## What the task asks
The complete listing should be restated exactly.

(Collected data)
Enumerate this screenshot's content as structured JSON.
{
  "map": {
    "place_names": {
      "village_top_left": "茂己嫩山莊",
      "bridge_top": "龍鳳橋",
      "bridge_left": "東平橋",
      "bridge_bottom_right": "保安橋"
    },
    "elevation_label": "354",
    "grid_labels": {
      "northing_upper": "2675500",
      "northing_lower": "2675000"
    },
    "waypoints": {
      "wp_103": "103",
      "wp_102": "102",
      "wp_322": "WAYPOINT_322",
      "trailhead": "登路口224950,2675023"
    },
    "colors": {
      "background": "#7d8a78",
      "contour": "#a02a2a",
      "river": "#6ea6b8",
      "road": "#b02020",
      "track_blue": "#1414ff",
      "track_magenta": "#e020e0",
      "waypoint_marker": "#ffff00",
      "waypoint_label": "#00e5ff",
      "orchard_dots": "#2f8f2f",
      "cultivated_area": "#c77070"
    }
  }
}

## The completed task
Enumerate this screenshot's content as structured JSON.
{
  "map": {
    "place_names": {
      "village_top_left": "茂己嫩山莊",
      "bridge_top": "龍鳳橋",
      "bridge_left": "東平橋",
      "bridge_bottom_right": "保安橋"
    },
    "elevation_label": "354",
    "grid_labels": {
      "northing_upper": "2675500",
      "northing_lower": "2675000"
    },
    "waypoints": {
      "wp_103": "103",
      "wp_102": "102",
      "wp_322": "WAYPOINT_322",
      "trailhead": "登路口224950,2675023"
    },
    "colors": {
      "background": "#7d8a78",
      "contour": "#a02a2a",
      "river": "#6ea6b8",
      "road": "#b02020",
      "track_blue": "#1414ff",
      "track_magenta": "#e020e0",
      "waypoint_marker": "#ffff00",
      "waypoint_label": "#00e5ff",
      "orchard_dots": "#2f8f2f",
      "cultivated_area": "#c77070"
    }
  }
}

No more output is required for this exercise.